◆ **PROBLEM STATEMENT**: Pictures do not belong in the copy; transcribe everything else in the records exactly.

— Start LISTED RECORDS —

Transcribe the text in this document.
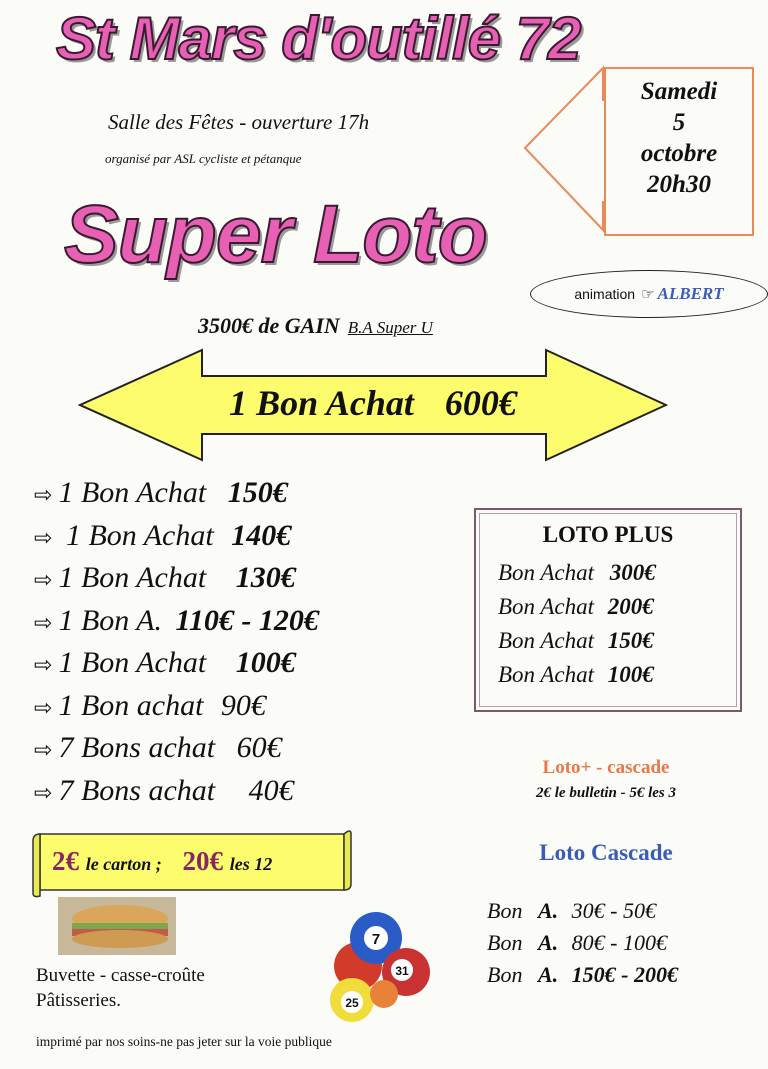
St Mars d'outillé 72
Salle des Fêtes - ouverture 17h
organisé par ASL cycliste et pétanque
Samedi
5
octobre
20h30
Super Loto
animation ☞ ALBERT
3500€ de GAIN B.A Super U
1 Bon Achat 600€
⇨ 1 Bon Achat 150€
⇨ 1 Bon Achat 140€
⇨ 1 Bon Achat 130€
⇨ 1 Bon A. 110€ - 120€
⇨ 1 Bon Achat 100€
⇨ 1 Bon achat 90€
⇨ 7 Bons achat 60€
⇨ 7 Bons achat 40€
LOTO PLUS
Bon Achat 300€
Bon Achat 200€
Bon Achat 150€
Bon Achat 100€
Loto+ - cascade
2€ le bulletin - 5€ les 3
Loto Cascade
Bon A. 30€ - 50€
Bon A. 80€ - 100€
Bon A. 150€ - 200€
2€ le carton ; 20€ les 12
Buvette - casse-croûte
Pâtisseries.
7
31
25
imprimé par nos soins-ne pas jeter sur la voie publique
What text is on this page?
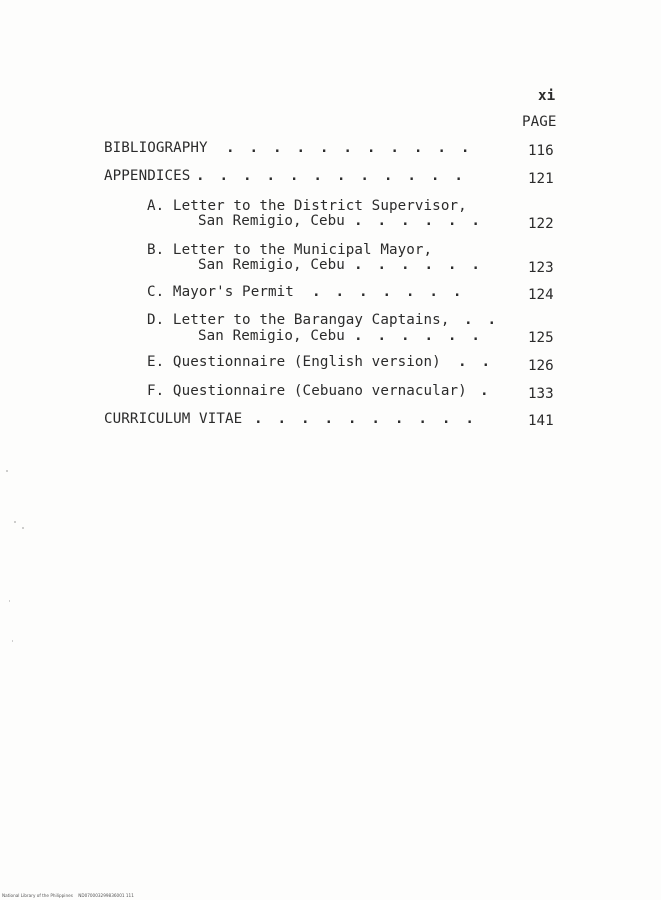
xi
PAGE
BIBLIOGRAPHY . . . . . . . . . . .	116
APPENDICES . . . . . . . . . . . .	121
A. Letter to the District Supervisor,
San Remigio, Cebu . . . . . .	122
B. Letter to the Municipal Mayor,
San Remigio, Cebu . . . . . .	123
C. Mayor's Permit . . . . . . .	124
D. Letter to the Barangay Captains, . .
San Remigio, Cebu . . . . . .	125
E. Questionnaire (English version) . . 126
F. Questionnaire (Cebuano vernacular) .	133
CURRICULUM VITAE . . . . . . . . . .	141
National Library of the Philippines    ND070003299836001 111
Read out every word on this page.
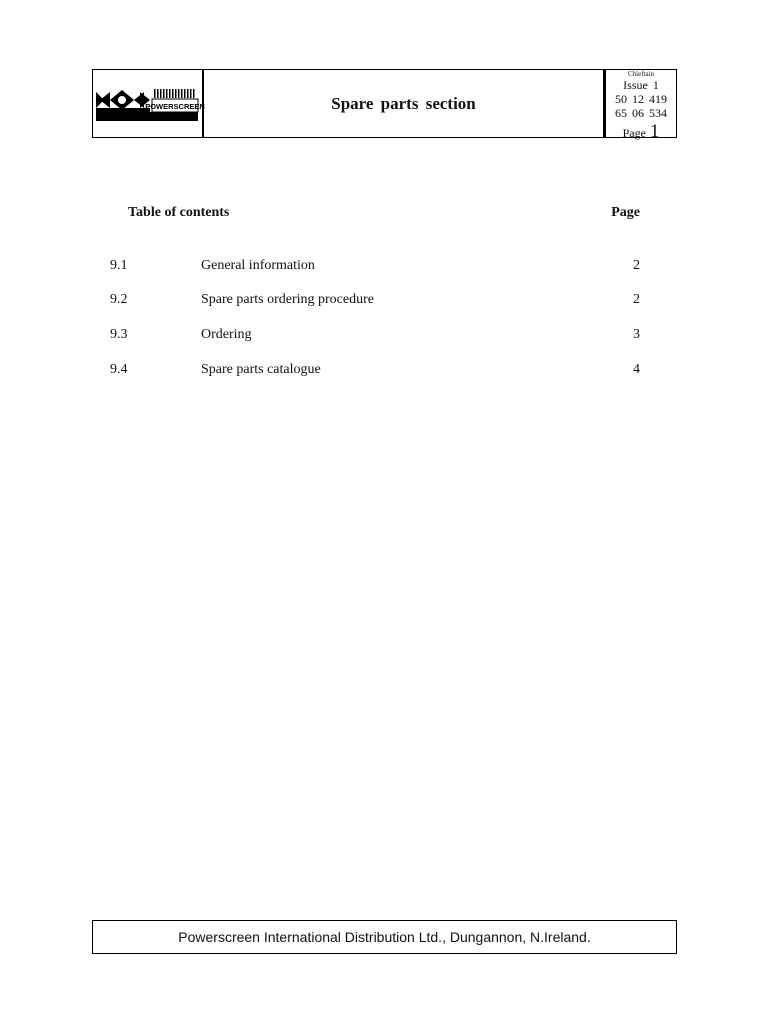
POWERSCREEN	Spare parts section
Chieftain
Issue 1
50 12 419
65 06 534
Page 1
Table of contents	Page
9.1	General information	2
9.2	Spare parts ordering procedure	2
9.3	Ordering	3
9.4	Spare parts catalogue	4
Powerscreen International Distribution Ltd., Dungannon, N.Ireland.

— End LISTED RECORDS —

◆ **FINISHED EXERCISE**:
Transcribe the text in this document.
St Mars d'outillé 72
Salle des Fêtes - ouverture 17h
organisé par ASL cycliste et pétanque
Samedi
5
octobre
20h30
Super Loto
animation ☞ ALBERT
3500€ de GAIN B.A Super U
1 Bon Achat 600€
⇨ 1 Bon Achat 150€
⇨ 1 Bon Achat 140€
⇨ 1 Bon Achat 130€
⇨ 1 Bon A. 110€ - 120€
⇨ 1 Bon Achat 100€
⇨ 1 Bon achat 90€
⇨ 7 Bons achat 60€
⇨ 7 Bons achat 40€
LOTO PLUS
Bon Achat 300€
Bon Achat 200€
Bon Achat 150€
Bon Achat 100€
Loto+ - cascade
2€ le bulletin - 5€ les 3
Loto Cascade
Bon A. 30€ - 50€
Bon A. 80€ - 100€
Bon A. 150€ - 200€
2€ le carton ; 20€ les 12
Buvette - casse-croûte
Pâtisseries.
7
31
25
imprimé par nos soins-ne pas jeter sur la voie publique
What text is on this page?
xi
PAGE
BIBLIOGRAPHY . . . . . . . . . . .	116
APPENDICES . . . . . . . . . . . .	121
A. Letter to the District Supervisor,
San Remigio, Cebu . . . . . .	122
B. Letter to the Municipal Mayor,
San Remigio, Cebu . . . . . .	123
C. Mayor's Permit . . . . . . .	124
D. Letter to the Barangay Captains, . .
San Remigio, Cebu . . . . . .	125
E. Questionnaire (English version) . . 126
F. Questionnaire (Cebuano vernacular) .	133
CURRICULUM VITAE . . . . . . . . . .	141
National Library of the Philippines    ND070003299836001 111
Read out every word on this page.
POWERSCREEN	Spare parts section
Chieftain
Issue 1
50 12 419
65 06 534
Page 1
Table of contents	Page
9.1	General information	2
9.2	Spare parts ordering procedure	2
9.3	Ordering	3
9.4	Spare parts catalogue	4
Powerscreen International Distribution Ltd., Dungannon, N.Ireland.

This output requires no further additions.